(Exercise instructions) Search the data for the string "this" and gather each line it is in.

(Dataset excerpt)
— Start —

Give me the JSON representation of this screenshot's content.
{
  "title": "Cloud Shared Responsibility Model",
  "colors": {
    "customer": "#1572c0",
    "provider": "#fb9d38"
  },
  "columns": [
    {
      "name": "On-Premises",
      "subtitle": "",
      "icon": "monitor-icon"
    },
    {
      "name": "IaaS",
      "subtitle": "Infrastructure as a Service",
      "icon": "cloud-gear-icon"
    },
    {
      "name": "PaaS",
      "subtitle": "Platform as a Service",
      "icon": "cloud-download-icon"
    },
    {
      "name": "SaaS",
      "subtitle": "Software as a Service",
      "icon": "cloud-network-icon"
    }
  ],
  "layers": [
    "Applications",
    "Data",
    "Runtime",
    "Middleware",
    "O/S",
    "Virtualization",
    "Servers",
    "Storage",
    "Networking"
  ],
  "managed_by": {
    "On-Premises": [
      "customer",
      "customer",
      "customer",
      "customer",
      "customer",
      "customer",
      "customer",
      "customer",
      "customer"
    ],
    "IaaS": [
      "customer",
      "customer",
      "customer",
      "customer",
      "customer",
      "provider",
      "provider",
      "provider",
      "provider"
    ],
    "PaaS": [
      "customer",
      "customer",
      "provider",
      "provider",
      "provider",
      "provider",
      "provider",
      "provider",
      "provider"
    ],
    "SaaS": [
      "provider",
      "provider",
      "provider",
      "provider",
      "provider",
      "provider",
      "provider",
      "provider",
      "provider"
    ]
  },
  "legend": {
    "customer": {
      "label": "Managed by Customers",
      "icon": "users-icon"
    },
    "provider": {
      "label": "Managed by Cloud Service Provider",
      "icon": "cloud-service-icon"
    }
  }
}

— End —
— Start —

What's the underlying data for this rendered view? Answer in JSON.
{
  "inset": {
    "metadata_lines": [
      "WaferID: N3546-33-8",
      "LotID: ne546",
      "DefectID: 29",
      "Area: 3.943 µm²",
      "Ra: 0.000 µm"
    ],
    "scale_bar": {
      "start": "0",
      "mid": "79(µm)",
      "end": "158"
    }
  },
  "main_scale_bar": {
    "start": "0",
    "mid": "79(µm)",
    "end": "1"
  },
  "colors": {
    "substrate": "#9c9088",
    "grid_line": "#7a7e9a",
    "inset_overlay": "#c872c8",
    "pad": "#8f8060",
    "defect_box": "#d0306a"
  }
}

— End —

(Answer to the problem)
Give me the JSON representation of this screenshot's content.
What's the underlying data for this rendered view? Answer in JSON.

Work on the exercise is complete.